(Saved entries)
++++++

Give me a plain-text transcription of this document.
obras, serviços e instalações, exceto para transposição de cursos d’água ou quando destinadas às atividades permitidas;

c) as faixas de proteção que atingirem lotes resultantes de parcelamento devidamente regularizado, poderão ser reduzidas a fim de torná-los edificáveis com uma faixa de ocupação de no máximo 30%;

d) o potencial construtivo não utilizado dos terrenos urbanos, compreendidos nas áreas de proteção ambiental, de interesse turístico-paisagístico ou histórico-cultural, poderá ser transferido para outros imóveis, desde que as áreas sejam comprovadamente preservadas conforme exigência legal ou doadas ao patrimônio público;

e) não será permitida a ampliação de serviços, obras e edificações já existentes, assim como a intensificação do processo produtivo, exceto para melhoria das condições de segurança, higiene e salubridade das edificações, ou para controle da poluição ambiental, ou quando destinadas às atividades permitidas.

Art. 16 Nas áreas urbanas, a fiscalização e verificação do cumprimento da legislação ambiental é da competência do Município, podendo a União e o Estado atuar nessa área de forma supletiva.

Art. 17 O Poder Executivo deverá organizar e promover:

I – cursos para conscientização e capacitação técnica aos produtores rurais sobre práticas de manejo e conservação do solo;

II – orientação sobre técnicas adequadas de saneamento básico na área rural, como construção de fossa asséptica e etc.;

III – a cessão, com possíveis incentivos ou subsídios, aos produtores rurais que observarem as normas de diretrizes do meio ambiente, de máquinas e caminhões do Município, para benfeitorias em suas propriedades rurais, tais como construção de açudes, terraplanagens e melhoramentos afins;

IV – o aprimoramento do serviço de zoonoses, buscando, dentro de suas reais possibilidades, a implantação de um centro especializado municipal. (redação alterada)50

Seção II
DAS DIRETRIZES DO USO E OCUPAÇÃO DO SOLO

++++++

Copy every line of the entries above in which "obras" occurs.

Exercise solution:
obras, serviços e instalações, exceto para transposição de cursos d’água ou quando destinadas às atividades permitidas;
e) não será permitida a ampliação de serviços, obras e edificações já existentes, assim como a intensificação do processo produtivo, exceto para melhoria das condições de segurança, higiene e salubridade das edificações, ou para controle da poluição ambiental, ou quando destinadas às atividades permitidas.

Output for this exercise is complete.